GOAL: Copy each line containing the word "تاريخ" from the records that follow, please.

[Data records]
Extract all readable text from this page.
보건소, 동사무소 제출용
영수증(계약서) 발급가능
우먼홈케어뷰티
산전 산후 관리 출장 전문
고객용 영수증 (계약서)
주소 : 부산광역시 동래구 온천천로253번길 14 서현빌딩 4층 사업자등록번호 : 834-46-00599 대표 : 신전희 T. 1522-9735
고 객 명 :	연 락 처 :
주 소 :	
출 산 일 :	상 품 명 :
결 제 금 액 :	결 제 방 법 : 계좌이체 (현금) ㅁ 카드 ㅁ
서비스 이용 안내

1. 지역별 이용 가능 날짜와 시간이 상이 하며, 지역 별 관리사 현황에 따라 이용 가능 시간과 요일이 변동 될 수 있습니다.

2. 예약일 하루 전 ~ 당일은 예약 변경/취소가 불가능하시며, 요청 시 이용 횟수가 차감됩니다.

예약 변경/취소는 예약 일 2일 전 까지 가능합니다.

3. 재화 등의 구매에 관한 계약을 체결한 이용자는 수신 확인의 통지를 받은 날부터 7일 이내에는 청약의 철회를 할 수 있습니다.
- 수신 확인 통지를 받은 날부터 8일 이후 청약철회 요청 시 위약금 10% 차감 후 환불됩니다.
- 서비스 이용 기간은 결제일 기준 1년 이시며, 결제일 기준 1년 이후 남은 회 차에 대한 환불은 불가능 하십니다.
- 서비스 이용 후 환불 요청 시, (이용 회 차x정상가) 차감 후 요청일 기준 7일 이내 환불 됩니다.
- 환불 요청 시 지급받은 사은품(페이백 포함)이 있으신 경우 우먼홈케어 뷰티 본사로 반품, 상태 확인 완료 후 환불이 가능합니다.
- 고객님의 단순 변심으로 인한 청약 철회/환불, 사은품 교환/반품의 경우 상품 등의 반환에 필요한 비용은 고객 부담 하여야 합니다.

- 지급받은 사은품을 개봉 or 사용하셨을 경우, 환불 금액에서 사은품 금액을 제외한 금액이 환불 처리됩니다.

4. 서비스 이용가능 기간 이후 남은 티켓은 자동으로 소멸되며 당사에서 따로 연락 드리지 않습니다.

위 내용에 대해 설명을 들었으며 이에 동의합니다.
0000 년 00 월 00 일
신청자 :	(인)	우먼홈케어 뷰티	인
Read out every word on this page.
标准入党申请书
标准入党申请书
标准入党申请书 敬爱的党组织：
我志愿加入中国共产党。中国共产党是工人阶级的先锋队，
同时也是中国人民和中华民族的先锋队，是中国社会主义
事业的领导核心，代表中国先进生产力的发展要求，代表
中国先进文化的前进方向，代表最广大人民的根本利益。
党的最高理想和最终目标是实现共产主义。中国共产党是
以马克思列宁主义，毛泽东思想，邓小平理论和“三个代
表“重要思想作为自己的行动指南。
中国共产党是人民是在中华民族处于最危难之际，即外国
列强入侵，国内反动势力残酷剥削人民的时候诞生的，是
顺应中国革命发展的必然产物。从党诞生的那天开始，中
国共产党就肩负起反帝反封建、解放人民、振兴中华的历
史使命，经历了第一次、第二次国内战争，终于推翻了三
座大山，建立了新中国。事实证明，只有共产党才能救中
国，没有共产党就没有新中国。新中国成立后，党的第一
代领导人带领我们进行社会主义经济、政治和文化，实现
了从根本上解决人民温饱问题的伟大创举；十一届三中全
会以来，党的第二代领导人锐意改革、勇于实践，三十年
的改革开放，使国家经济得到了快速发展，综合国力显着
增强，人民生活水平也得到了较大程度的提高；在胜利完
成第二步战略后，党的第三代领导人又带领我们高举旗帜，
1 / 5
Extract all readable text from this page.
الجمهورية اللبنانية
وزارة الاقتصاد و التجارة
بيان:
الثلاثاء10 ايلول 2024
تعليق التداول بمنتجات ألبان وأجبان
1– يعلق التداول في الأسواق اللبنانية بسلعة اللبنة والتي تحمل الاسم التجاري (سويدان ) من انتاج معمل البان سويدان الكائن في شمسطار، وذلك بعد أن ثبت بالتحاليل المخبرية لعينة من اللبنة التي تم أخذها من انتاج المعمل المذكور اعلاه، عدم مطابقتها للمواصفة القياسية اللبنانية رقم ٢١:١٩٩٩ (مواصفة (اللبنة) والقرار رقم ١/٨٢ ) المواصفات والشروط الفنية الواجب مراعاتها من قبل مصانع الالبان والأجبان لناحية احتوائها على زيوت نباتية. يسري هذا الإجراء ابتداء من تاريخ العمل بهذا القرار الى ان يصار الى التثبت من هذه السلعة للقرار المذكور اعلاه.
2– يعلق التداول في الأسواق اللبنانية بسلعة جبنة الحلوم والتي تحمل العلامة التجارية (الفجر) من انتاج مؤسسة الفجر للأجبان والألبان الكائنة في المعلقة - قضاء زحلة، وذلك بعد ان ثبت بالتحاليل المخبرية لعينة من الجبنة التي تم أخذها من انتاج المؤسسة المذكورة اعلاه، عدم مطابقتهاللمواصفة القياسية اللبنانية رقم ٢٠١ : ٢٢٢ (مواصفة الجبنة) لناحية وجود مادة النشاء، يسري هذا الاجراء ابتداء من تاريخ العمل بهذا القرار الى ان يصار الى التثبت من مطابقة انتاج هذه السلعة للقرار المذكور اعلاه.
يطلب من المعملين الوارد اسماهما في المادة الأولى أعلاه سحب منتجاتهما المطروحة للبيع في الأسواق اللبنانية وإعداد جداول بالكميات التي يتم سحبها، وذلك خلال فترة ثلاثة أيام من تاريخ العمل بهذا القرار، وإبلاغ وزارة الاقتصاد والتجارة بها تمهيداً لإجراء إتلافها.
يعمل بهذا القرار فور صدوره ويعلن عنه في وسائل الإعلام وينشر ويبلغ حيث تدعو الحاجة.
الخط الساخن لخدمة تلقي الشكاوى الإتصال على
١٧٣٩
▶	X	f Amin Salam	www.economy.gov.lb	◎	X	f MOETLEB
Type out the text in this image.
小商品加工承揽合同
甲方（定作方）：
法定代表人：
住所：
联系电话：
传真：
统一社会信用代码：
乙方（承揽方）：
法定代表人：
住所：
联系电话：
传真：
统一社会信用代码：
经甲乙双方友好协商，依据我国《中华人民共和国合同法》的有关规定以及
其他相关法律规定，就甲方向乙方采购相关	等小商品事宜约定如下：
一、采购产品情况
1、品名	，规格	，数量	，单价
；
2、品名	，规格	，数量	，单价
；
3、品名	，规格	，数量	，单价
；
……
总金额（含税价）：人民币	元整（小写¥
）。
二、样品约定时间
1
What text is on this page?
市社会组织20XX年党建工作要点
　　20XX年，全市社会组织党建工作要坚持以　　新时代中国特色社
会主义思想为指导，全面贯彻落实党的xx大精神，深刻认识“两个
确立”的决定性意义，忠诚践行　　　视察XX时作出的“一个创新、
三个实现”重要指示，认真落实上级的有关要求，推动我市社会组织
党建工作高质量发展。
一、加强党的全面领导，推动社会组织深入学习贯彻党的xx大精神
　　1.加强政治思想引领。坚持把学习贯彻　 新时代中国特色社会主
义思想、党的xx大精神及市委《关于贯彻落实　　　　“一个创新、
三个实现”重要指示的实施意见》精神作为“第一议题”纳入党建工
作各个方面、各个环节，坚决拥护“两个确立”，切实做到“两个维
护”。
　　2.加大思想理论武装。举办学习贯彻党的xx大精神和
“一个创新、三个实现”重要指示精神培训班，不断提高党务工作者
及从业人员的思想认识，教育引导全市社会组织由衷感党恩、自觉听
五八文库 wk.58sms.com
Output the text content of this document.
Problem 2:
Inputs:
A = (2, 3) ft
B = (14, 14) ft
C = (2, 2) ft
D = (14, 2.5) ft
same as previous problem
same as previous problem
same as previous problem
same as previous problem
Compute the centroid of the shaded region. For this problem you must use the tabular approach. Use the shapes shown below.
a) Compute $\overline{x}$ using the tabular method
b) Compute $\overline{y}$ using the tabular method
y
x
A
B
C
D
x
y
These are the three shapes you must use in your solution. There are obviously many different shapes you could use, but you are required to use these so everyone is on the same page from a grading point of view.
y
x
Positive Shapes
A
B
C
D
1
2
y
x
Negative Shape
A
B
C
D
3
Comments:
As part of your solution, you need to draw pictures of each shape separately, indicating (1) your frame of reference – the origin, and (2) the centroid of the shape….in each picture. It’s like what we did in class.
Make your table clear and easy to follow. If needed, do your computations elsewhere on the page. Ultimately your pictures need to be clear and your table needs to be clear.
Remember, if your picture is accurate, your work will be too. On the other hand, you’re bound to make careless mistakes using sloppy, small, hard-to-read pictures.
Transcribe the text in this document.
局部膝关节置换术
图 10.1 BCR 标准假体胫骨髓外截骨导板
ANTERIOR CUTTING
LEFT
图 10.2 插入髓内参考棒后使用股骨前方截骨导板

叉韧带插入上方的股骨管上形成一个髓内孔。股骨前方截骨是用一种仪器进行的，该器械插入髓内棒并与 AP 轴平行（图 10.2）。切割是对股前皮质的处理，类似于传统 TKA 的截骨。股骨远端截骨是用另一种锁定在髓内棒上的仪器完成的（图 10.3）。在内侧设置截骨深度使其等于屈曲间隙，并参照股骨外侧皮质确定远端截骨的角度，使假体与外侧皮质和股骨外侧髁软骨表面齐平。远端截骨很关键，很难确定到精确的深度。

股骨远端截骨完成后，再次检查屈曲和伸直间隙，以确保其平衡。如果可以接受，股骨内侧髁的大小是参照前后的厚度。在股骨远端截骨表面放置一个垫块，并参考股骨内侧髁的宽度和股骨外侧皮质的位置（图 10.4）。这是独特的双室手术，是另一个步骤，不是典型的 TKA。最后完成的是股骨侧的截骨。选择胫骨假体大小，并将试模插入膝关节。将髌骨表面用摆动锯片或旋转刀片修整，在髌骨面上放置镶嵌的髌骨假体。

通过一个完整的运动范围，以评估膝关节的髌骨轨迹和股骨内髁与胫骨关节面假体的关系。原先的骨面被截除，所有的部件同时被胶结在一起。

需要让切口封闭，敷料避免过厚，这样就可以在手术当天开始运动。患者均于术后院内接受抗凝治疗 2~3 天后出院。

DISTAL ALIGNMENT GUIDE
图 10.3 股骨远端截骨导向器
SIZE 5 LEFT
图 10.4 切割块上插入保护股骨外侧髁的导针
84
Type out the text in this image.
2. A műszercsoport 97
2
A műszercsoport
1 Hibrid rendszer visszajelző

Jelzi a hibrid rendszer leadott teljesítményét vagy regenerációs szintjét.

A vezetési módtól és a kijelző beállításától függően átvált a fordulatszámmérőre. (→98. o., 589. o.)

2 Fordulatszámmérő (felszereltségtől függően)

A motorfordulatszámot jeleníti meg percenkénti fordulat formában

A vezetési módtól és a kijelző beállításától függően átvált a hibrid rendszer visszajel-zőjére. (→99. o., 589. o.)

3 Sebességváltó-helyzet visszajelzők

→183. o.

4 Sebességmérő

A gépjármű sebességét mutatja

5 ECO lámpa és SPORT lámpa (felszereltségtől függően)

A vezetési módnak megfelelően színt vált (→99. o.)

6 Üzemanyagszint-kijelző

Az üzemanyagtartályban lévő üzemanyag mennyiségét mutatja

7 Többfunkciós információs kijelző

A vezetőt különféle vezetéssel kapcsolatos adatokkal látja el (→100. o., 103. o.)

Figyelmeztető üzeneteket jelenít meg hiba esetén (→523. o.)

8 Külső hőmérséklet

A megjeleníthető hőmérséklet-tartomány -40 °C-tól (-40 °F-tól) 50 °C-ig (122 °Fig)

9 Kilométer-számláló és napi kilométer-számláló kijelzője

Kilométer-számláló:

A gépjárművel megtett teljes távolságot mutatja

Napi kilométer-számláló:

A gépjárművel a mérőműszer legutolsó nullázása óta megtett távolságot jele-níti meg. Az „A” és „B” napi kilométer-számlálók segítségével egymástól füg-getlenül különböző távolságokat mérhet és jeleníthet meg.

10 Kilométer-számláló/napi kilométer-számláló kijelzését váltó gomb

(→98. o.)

THE ANSWER:
1– يعلق التداول في الأسواق اللبنانية بسلعة اللبنة والتي تحمل الاسم التجاري (سويدان ) من انتاج معمل البان سويدان الكائن في شمسطار، وذلك بعد أن ثبت بالتحاليل المخبرية لعينة من اللبنة التي تم أخذها من انتاج المعمل المذكور اعلاه، عدم مطابقتها للمواصفة القياسية اللبنانية رقم ٢١:١٩٩٩ (مواصفة (اللبنة) والقرار رقم ١/٨٢ ) المواصفات والشروط الفنية الواجب مراعاتها من قبل مصانع الالبان والأجبان لناحية احتوائها على زيوت نباتية. يسري هذا الإجراء ابتداء من تاريخ العمل بهذا القرار الى ان يصار الى التثبت من هذه السلعة للقرار المذكور اعلاه.
2– يعلق التداول في الأسواق اللبنانية بسلعة جبنة الحلوم والتي تحمل العلامة التجارية (الفجر) من انتاج مؤسسة الفجر للأجبان والألبان الكائنة في المعلقة - قضاء زحلة، وذلك بعد ان ثبت بالتحاليل المخبرية لعينة من الجبنة التي تم أخذها من انتاج المؤسسة المذكورة اعلاه، عدم مطابقتهاللمواصفة القياسية اللبنانية رقم ٢٠١ : ٢٢٢ (مواصفة الجبنة) لناحية وجود مادة النشاء، يسري هذا الاجراء ابتداء من تاريخ العمل بهذا القرار الى ان يصار الى التثبت من مطابقة انتاج هذه السلعة للقرار المذكور اعلاه.
يطلب من المعملين الوارد اسماهما في المادة الأولى أعلاه سحب منتجاتهما المطروحة للبيع في الأسواق اللبنانية وإعداد جداول بالكميات التي يتم سحبها، وذلك خلال فترة ثلاثة أيام من تاريخ العمل بهذا القرار، وإبلاغ وزارة الاقتصاد والتجارة بها تمهيداً لإجراء إتلافها.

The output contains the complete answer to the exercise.